▶ **Exercise**
Copy out every line containing the word "honeymoon".

==*==

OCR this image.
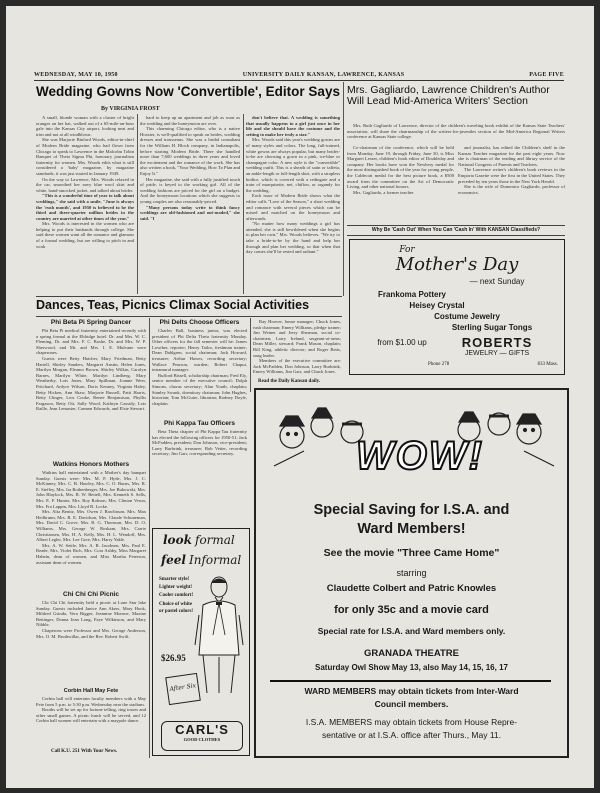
WEDNESDAY, MAY 10, 1950	UNIVERSITY DAILY KANSAN, LAWRENCE, KANSAS	PAGE FIVE
Wedding Gowns Now 'Convertible', Editor Says
By VIRGINIA FROST

A small, blonde woman with a cluster of bright oranges on her hat, walked out of a 65-mile-an-hour gale into the Kansas City airport, looking neat and trim and not at all windblown.

She was Marjorie Binford Woods, editor-in-chief of Modern Bride magazine, who had flown from Chicago to speak to Lawrence in the Malcolm Tobin Banquet of Theta Sigma Phi, honorary journalism fraternity for women. Mrs. Woods edits what is still considered a 'baby' magazine, by magazine standards; it was just started in January 1949.

On the way to Lawrence, Mrs. Woods relaxed in the car, smoothed her navy blue wool skirt and white, hand-smocked jacket, and talked about brides.

"This is a wonderful time of year to talk about weddings," she said with a smile. "June is always the 'rush month', and 1950 is believed to be the third and three-quarter million brides in the country are married at other times of the year."

Mrs. Woods is interested in the women who are helping to put their husbands through college. She said these women want all the romance and glamour of a formal wedding, but are willing to pitch in and work

hard to keep up an apartment and job as soon as the wedding and the honeymoon are over.

This charming Chicago editor, who is a native Hoosier, is well-qualified to speak on brides, wedding dresses and trousseaus. She was a bridal consultant for the William H. Block company, in Indianapolis, before starting Modern Bride. There she handled more than 7,600 weddings in three years and loved the excitement and the romance of the work. She has also written a book, "Your Wedding, How To Plan and Enjoy It."

Her magazine, she said with a fully justified touch of pride, is keyed to the working girl. All of the wedding fashions are priced for the girl on a budget. And the honeymoon locations which she suggests to young couples are also reasonably-priced.

"Many persons today write to think fancy weddings are old-fashioned and out-moded," she said. "I

don't believe that. A wedding is something that usually happens to a girl just once in her life and she should have the costume and the setting to make her truly a star."

Mrs. Woods said this year's wedding gowns are of many styles and colors. The long, full-trained, white gowns are always popular, but many brides-to-be are choosing a gown in a pink, ice-blue or champagne color. A new style is the "convertible" wedding outfit. This is a sheath of satin or taffeta, an ankle-length or full-length skirt, with a strapless bodice, which is covered with a redingote and a train of marquisette, net, chiffon, or organdy for the wedding.

Each issue of Modern Bride shows what the editor calls "Love of the Season," a short wedding and romance with several pieces which can be mixed and matched on the honeymoon and afterwards.

"No matter how many weddings a girl has attended, she is still bewildered when she begins to plan her own," Mrs. Woods believes. "We try to take a bride-to-be by the hand and help her through and plan her wedding, so that when that day comes she'll be rested and radiant."

Mrs. Gagliardo, Lawrence Children's Author Will Lead Mid-America Writers' Section

Mrs. Ruth Gagliardo of Lawrence, director of the children's traveling book exhibit of the Kansas State Teachers' association, will share the chairmanship of the writers-for-juveniles section of the Mid-America Regional Writers conference at Kansas State college.

Co-chairman of the conference, which will be held from Monday, June 19, through Friday, June 30, is Miss Margaret Lesser, children's book editor of Doubleday and company. Her books have won the Newbery medal for the most distinguished book of the year for young people, the Caldecott medal for the best picture book, a $500 award from the committee on the Art of Democratic Living, and other national honors.

Mrs. Gagliardo, a former teacher

and journalist, has edited the Children's shelf in the Kansas Teacher magazine for the past eight years. Now she is chairman of the reading and library service of the National Congress of Parents and Teachers.

The Lawrence writer's children's book reviews in the Emporia Gazette were the first in the United States. They preceded by ten years those in the New York Herald.

She is the wife of Domenico Gagliardo, professor of economics.

Why Be 'Cash Out' When You Can 'Cash In' With KANSAN Classifieds?
For
Mother's Day
— next Sunday
Frankoma Pottery
Heisey Crystal
Costume Jewelry
Sterling Sugar Tongs
from $1.00 up	ROBERTS
JEWELRY — GIFTS
Phone 278	833 Mass.
Dances, Teas, Picnics Climax Social Activities
Phi Beta Pi Spring Dancer

Phi Beta Pi medical fraternity entertained recently with a spring formal at the Eldridge hotel. Dr. and Mrs. W. C. Fleming, Dr. and Mrs. F. C. Boshe, Dr. and Mrs. W. P. Sherwood, and Mr. and Mrs. I. E. Mulvane were chaperones.

Guests were Betty Hatcher, Mary Friedman, Betty Hartell, Shirley Sanders, Margaret Anstin, Helen Jones, Marilyn Morgan, Eleanor Brown, Shirley Wilkin, Carolyn Barnes, Marilyn White, Marilyn Lindberg, Mary Weatherby, Lois Jones, Mary Spillman, Joanne Weer, Pritchard, Ardyce Wilson, Doris Kenney, Virginia Haley, Betty Hicken, Ann Shaw, Marjorie Russell, Patti Harris, Betty Clinger, Lois Cooke, Renee Benjamison, Phyllis Fargason, Betty Ott, Sally Wood, Kathryn Cassidy, Lois Raille, Jean Lemaster, Carmen Edwards, and Elsie Stewart.

Watkins Honors Mothers

Watkins hall entertained with a Mother's day banquet Sunday. Guests were: Mrs. M. F. Hyde, Mrs. J. C. McKinney, Mrs. C. B. Hawley, Mrs. C. O. Burns, Mrs. R. E. Steffey, Mrs. Ira Rothenberger, Mrs. Joe Bukowski, Mrs. John Blaylock, Mrs. R. W. Bettell, Mrs. Kenneth S. Sells, Mrs. E. F. Hunter, Mrs. Roy Robson, Mrs. Clinton Veron, Mrs. Fra Lappin, Mrs. Lloyd B. Locke.

Mrs. Alta Benitz, Mrs. Owen J. Rawlinson, Mrs. Max Heilbrunn, Mrs. R. E. Davidson, Mrs. Claude Schuneman, Mrs. David C. Grove, Mrs. R. G. Thomson, Mrs. D. O. Williams, Mrs. George W. Roskam, Mrs. Carrie Christiansen, Mrs. H. A. Kelly, Mrs. H. L. Wendoff, Mrs. Albert Legler, Mrs. Lee Gore, Mrs. Harry Yakle.

Mrs. A. W. Settle, Mrs. A. R. Jacobsen, Mrs. Paul E. Reade, Mrs. Violet Rich, Mrs. Cora Ashby, Miss Margaret Habein, dean of women, and Miss Martha Peterson, assistant dean of women.

Chi Chi Chi Picnic

Chi Chi Chi fraternity held a picnic at Lone Star lake Sunday. Guests included Janice Ann Akers, Mary Hook, Mildred Gsinda, Vera Bigger, Jeannine Monroe, Maxine Bettinger, Donna Jean Long, Faye Wilkinson, and Mary Nibble.

Chaperons were Professor and Mrs. George Anderson, Mrs. O. M. Bruthwillar, and the Rev. Robert Swift.

Corbin Hall May Fete

Corbin hall will entertain faculty members with a May Fete from 5 p.m. to 5:30 p.m. Wednesday near the stadium.

Booths will be set up for fortune telling, ring tosses and other small games. A picnic lunch will be served, and 12 Corbin hall women will entertain with a maypole dance.

Call K.U. 251 With Your News.
Phi Delts Choose Officers

Charles Ball, business junior, was elected president of Phi Delta Theta fraternity Monday. Other officers for the fall semester will be: James Lowther, reporter; Henry Tailor, freshman trainer; Dean Dahlgren, social chairman; Jack Howard, treasurer; Arthur Hawes, recording secretary; Wallace Pearson, warden; Robert Chaput, intramural manager.

Bufford Bissell, scholarship chairman; Fred Ely, senior member of the executive council; Dolph Simons, chorus secretary; Alan Youth, chaplain; Stanley Swank, dormitory chairman; John Hughes, historian; Tom McGuire, librarian; Rodney Doyle, chaplain.

Phi Kappa Tau Officers

Beta Theta chapter of Phi Kappa Tau fraternity has elected the following officers for 1950-51: Jack McFadden, president; Don Johnson, vice-president; Larry Burbrink, treasurer; Bob Vetter, recording secretary; Jim Garr, corresponding secretary.

Ray Hoover, house manager; Chuck Jones, rush chairman; Emery Williams, pledge trainer; Jim Weiner and Jerry Sherman, social co-chairmen; Larry Ireland, sergeant-at-arms; Dean Miller, steward; Frank Mason, chaplain; Bill King, athletic director; and Roger Betts, song leader.

Members of the executive committee are: Jack McFadden, Don Johnson, Larry Burbrink, Emery Williams, Jim Garr, and Chuck Jones.

Read the Daily Kansan daily.
look formal
feel Informal
Smarter style!
Lighter weight!
Cooler comfort!
Choice of white or pastel colors!
$26.95
After Six
CARL'S
GOOD CLOTHES
WOW!
Special Saving for I.S.A. and
Ward Members!
See the movie "Three Came Home"
starring
Claudette Colbert and Patric Knowles
for only 35c and a movie card
Special rate for I.S.A. and Ward members only.
GRANADA THEATRE
Saturday Owl Show May 13, also May 14, 15, 16, 17
WARD MEMBERS may obtain tickets from Inter-Ward
Council members.
I.S.A. MEMBERS may obtain tickets from House Repre-
sentative or at I.S.A. office after Thurs., May 11.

==*==

▶ **Task result**
hard to keep up an apartment and job as soon as the wedding and the honeymoon are over.
Her magazine, she said with a fully justified touch of pride, is keyed to the working girl. All of the wedding fashions are priced for the girl on a budget. And the honeymoon locations which she suggests to young couples are also reasonably-priced.
Each issue of Modern Bride shows what the editor calls "Love of the Season," a short wedding and romance with several pieces which can be mixed and matched on the honeymoon and afterwards.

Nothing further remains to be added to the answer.